◆ Short task: Include the line containing "Transcribe the text in this document." and every line after it up to the end of the material below; reproduce them exactly and drop the pictures.

*** Raw records

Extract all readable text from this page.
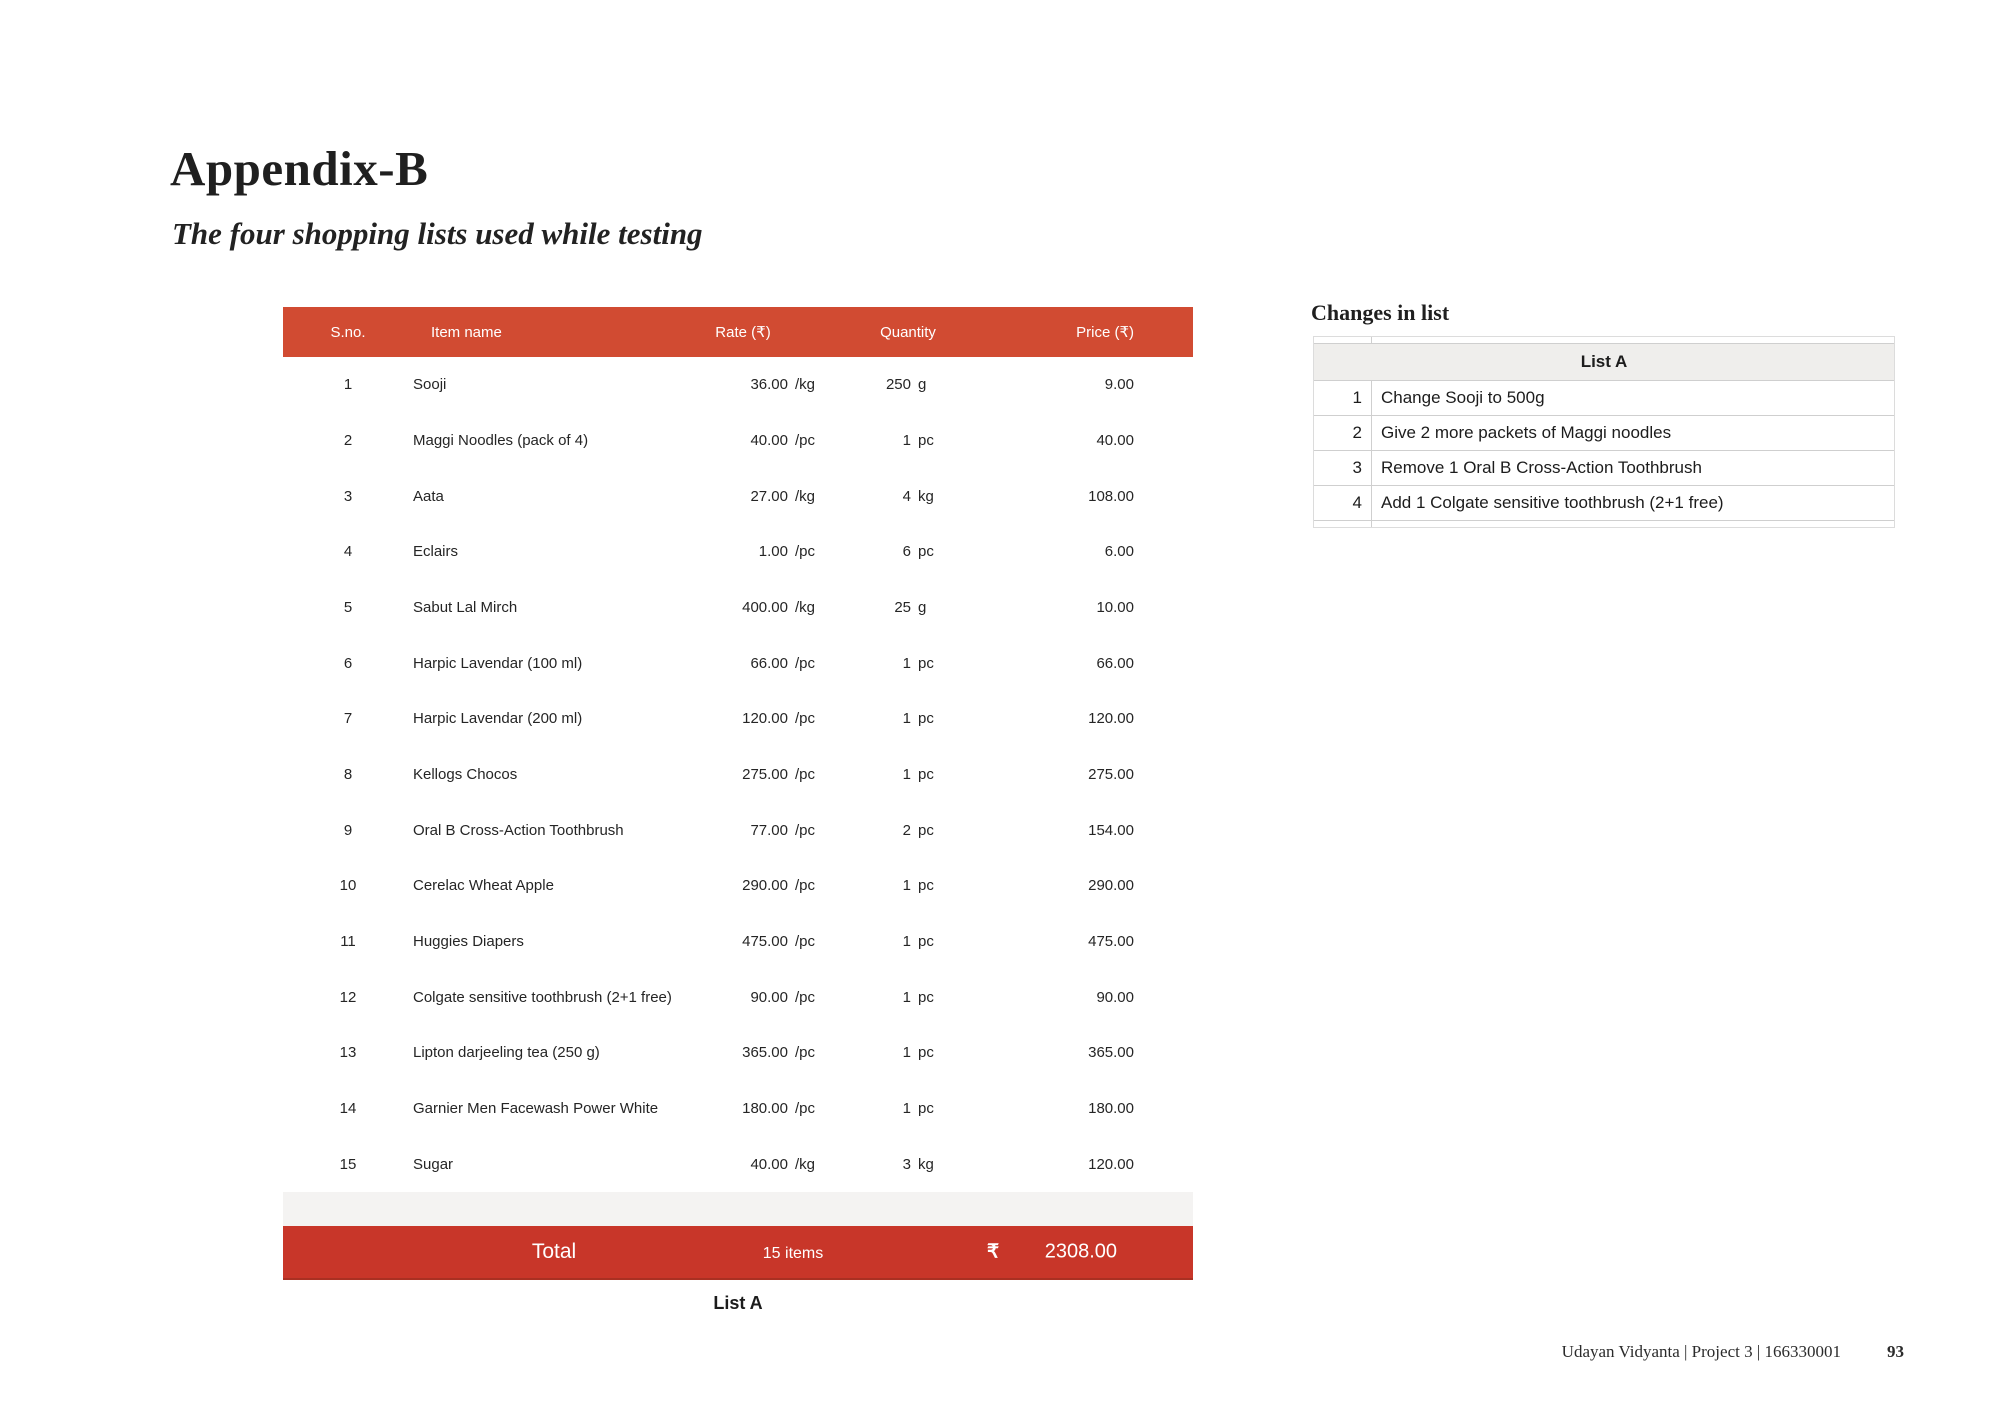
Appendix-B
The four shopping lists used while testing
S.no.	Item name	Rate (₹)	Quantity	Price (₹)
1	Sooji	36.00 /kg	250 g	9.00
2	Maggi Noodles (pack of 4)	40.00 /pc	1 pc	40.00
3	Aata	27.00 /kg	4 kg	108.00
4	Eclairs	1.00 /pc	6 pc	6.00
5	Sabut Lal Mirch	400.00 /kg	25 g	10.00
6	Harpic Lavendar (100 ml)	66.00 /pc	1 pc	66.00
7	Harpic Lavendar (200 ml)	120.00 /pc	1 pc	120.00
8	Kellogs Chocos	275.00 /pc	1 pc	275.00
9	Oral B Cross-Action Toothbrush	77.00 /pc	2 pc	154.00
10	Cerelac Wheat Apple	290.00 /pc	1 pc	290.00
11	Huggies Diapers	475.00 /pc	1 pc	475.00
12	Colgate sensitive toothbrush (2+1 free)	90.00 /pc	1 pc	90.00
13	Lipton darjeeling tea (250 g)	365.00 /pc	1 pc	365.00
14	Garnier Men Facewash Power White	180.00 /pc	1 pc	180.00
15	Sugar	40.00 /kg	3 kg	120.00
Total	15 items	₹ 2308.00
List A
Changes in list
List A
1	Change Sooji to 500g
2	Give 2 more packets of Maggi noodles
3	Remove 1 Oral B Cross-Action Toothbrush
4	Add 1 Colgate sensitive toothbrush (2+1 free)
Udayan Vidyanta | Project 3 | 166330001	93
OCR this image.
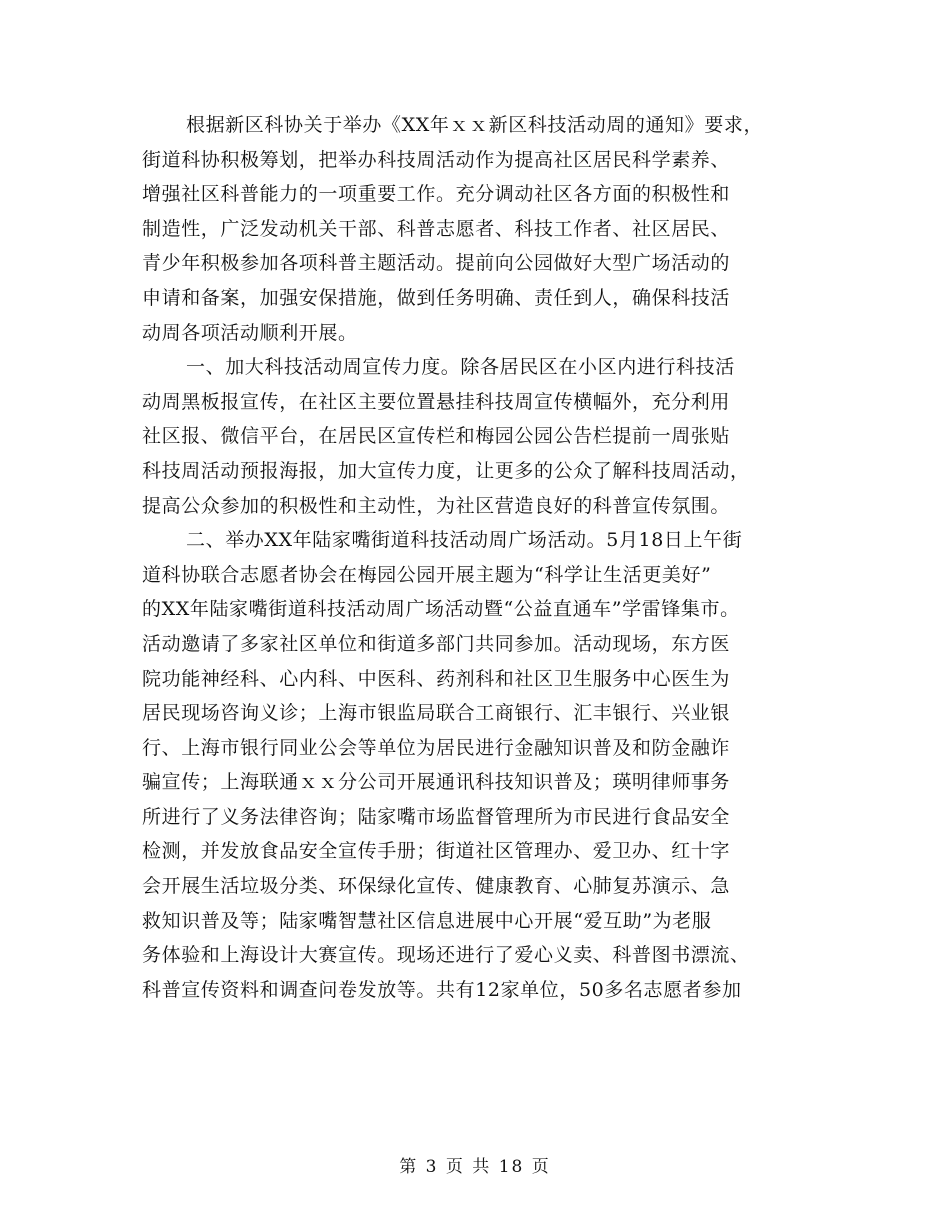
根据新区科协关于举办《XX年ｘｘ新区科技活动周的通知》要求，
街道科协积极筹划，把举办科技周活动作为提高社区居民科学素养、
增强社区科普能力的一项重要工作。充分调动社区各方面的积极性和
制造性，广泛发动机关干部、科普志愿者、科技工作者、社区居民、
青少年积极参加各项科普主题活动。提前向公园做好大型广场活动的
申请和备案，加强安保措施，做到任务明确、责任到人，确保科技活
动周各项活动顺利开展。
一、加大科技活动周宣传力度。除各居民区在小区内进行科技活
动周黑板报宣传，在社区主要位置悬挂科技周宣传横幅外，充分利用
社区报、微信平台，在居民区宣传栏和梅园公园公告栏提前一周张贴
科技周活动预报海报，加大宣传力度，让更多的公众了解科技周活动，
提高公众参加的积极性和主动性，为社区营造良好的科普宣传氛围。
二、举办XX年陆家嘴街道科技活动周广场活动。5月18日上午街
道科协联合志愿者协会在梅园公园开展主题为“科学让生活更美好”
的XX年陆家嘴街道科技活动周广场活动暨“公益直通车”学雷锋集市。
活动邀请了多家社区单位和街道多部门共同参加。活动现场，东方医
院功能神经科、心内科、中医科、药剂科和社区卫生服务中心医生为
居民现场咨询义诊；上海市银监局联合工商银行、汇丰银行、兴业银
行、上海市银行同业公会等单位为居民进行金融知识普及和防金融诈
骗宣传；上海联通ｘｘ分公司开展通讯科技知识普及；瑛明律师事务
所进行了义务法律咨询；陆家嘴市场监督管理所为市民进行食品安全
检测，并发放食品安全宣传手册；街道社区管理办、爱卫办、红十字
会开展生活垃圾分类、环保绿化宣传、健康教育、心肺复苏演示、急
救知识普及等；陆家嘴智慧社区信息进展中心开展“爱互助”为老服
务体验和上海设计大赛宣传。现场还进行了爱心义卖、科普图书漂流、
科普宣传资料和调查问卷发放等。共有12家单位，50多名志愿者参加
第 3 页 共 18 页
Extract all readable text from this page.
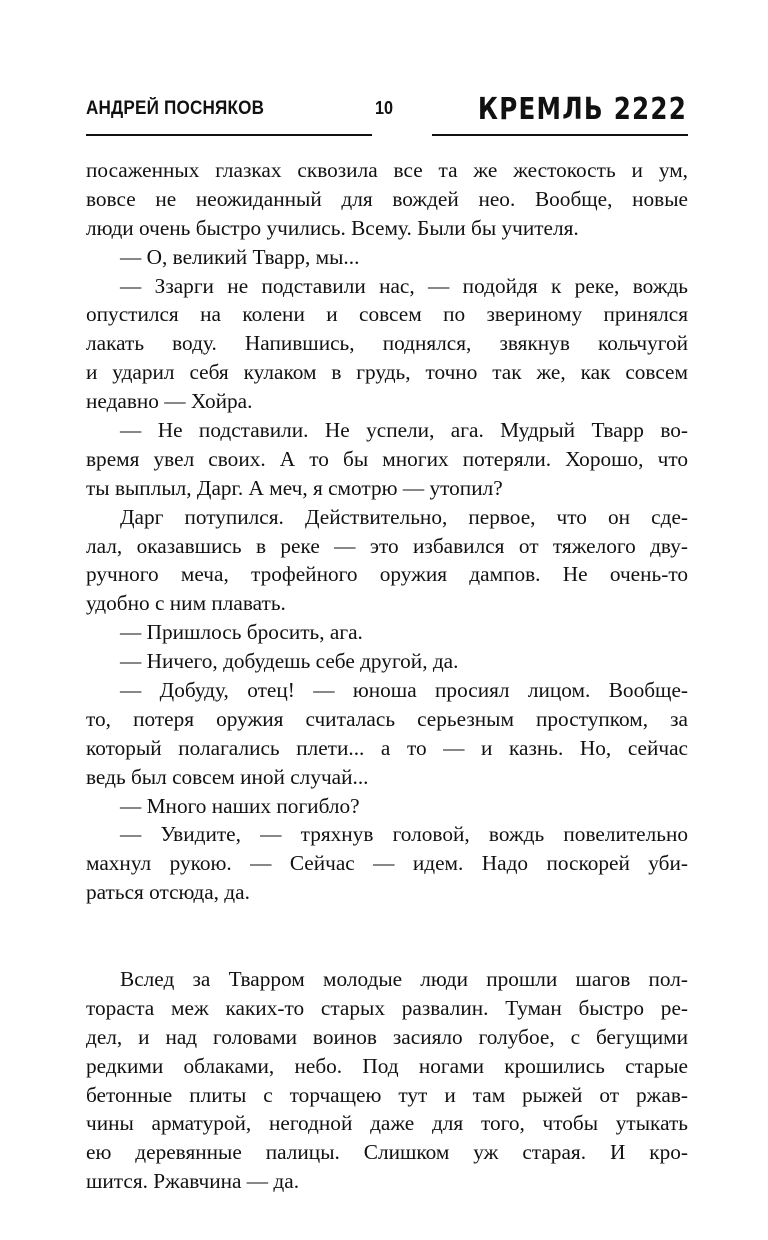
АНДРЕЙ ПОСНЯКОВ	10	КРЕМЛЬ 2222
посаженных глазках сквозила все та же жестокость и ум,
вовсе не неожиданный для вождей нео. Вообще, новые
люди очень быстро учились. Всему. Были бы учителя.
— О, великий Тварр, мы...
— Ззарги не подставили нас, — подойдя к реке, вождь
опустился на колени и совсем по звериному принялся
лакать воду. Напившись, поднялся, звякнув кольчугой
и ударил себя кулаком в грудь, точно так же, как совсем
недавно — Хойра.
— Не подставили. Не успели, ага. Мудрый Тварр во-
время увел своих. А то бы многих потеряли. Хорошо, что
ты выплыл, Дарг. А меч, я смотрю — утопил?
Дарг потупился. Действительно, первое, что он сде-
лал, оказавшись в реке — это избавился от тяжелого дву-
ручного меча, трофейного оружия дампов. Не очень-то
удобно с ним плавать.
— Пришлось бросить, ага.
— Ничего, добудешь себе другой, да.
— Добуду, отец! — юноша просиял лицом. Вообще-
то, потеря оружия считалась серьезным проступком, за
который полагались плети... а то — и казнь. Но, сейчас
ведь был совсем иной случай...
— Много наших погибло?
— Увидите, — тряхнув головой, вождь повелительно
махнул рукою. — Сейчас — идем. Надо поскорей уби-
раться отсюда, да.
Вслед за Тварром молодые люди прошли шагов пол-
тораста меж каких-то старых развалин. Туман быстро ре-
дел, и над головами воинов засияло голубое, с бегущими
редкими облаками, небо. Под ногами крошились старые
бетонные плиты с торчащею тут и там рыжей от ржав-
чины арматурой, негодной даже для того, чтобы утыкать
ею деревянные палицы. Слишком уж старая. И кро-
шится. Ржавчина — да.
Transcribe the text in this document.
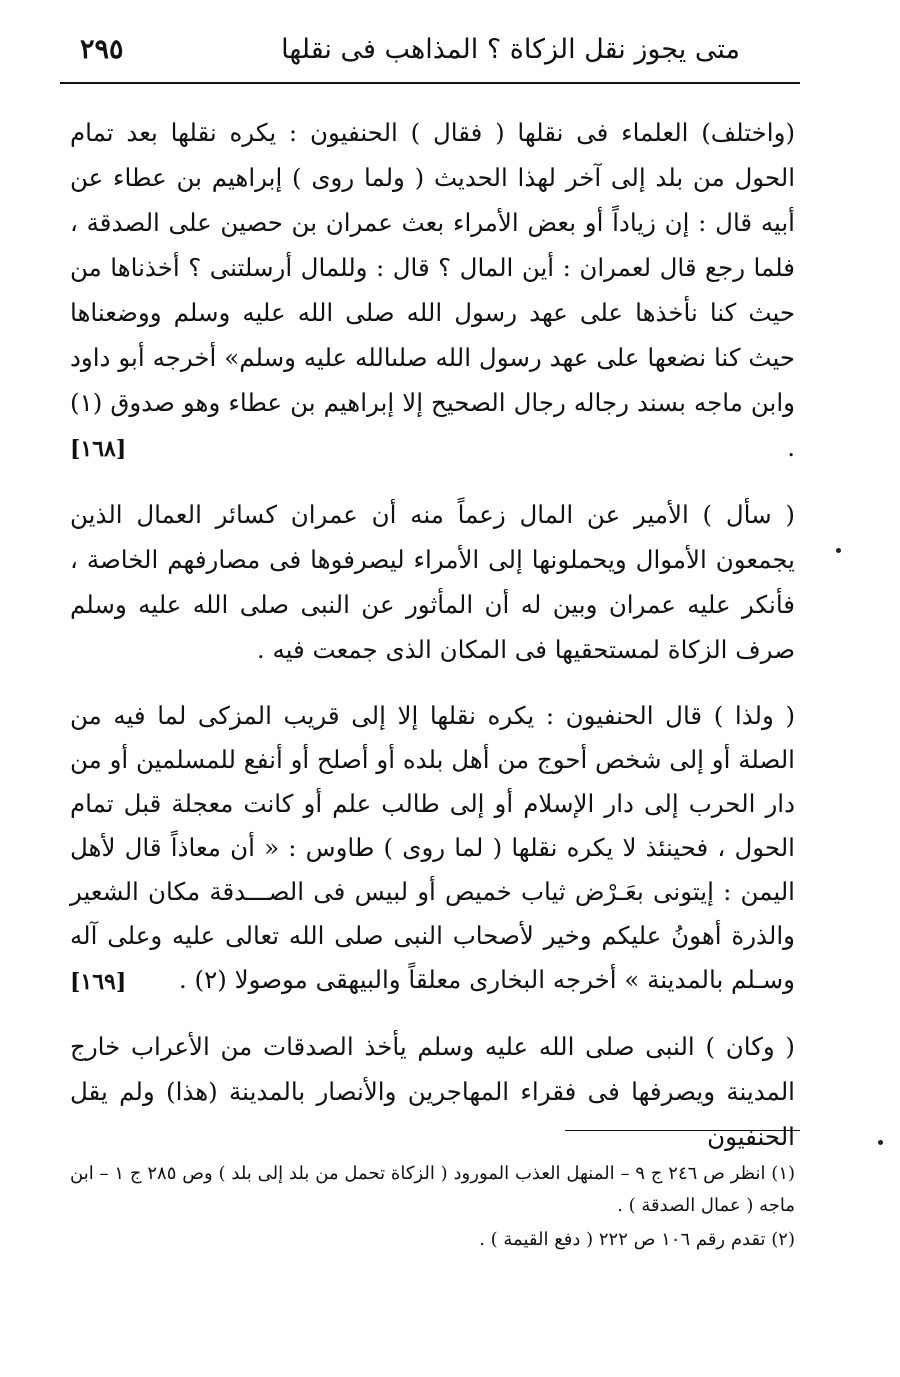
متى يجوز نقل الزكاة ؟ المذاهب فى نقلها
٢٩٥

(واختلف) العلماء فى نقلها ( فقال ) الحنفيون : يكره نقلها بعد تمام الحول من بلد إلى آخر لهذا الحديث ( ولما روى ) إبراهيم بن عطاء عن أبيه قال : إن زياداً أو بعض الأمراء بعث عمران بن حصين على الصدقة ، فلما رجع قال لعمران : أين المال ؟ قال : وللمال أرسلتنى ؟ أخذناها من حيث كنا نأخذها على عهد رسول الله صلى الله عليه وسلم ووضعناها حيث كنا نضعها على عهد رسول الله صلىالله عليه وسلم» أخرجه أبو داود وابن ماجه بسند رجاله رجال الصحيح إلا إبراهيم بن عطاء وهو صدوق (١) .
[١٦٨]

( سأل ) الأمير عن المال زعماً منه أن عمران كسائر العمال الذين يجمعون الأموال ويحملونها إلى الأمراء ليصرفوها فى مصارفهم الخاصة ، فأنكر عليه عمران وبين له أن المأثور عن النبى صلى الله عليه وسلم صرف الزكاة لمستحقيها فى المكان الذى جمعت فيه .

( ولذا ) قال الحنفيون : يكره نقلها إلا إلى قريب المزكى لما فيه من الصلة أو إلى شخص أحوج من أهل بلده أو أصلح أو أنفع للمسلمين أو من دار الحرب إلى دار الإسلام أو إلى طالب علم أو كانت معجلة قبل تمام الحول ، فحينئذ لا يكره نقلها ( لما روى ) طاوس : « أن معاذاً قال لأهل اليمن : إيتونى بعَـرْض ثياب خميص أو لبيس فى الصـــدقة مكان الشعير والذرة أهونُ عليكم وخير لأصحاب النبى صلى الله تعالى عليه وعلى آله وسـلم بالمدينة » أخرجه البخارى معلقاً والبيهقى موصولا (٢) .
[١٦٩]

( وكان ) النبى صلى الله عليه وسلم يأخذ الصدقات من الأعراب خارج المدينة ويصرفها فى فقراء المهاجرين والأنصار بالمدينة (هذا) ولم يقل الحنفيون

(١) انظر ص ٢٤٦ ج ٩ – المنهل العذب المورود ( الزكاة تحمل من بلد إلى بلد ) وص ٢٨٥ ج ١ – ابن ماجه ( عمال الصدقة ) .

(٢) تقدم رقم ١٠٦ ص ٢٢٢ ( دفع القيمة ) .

******

◆ Correct answer:
Transcribe the text in this document.
متى يجوز نقل الزكاة ؟ المذاهب فى نقلها
٢٩٥

(واختلف) العلماء فى نقلها ( فقال ) الحنفيون : يكره نقلها بعد تمام الحول من بلد إلى آخر لهذا الحديث ( ولما روى ) إبراهيم بن عطاء عن أبيه قال : إن زياداً أو بعض الأمراء بعث عمران بن حصين على الصدقة ، فلما رجع قال لعمران : أين المال ؟ قال : وللمال أرسلتنى ؟ أخذناها من حيث كنا نأخذها على عهد رسول الله صلى الله عليه وسلم ووضعناها حيث كنا نضعها على عهد رسول الله صلىالله عليه وسلم» أخرجه أبو داود وابن ماجه بسند رجاله رجال الصحيح إلا إبراهيم بن عطاء وهو صدوق (١) .
[١٦٨]

( سأل ) الأمير عن المال زعماً منه أن عمران كسائر العمال الذين يجمعون الأموال ويحملونها إلى الأمراء ليصرفوها فى مصارفهم الخاصة ، فأنكر عليه عمران وبين له أن المأثور عن النبى صلى الله عليه وسلم صرف الزكاة لمستحقيها فى المكان الذى جمعت فيه .

( ولذا ) قال الحنفيون : يكره نقلها إلا إلى قريب المزكى لما فيه من الصلة أو إلى شخص أحوج من أهل بلده أو أصلح أو أنفع للمسلمين أو من دار الحرب إلى دار الإسلام أو إلى طالب علم أو كانت معجلة قبل تمام الحول ، فحينئذ لا يكره نقلها ( لما روى ) طاوس : « أن معاذاً قال لأهل اليمن : إيتونى بعَـرْض ثياب خميص أو لبيس فى الصـــدقة مكان الشعير والذرة أهونُ عليكم وخير لأصحاب النبى صلى الله تعالى عليه وعلى آله وسـلم بالمدينة » أخرجه البخارى معلقاً والبيهقى موصولا (٢) .
[١٦٩]

( وكان ) النبى صلى الله عليه وسلم يأخذ الصدقات من الأعراب خارج المدينة ويصرفها فى فقراء المهاجرين والأنصار بالمدينة (هذا) ولم يقل الحنفيون

(١) انظر ص ٢٤٦ ج ٩ – المنهل العذب المورود ( الزكاة تحمل من بلد إلى بلد ) وص ٢٨٥ ج ١ – ابن ماجه ( عمال الصدقة ) .

(٢) تقدم رقم ١٠٦ ص ٢٢٢ ( دفع القيمة ) .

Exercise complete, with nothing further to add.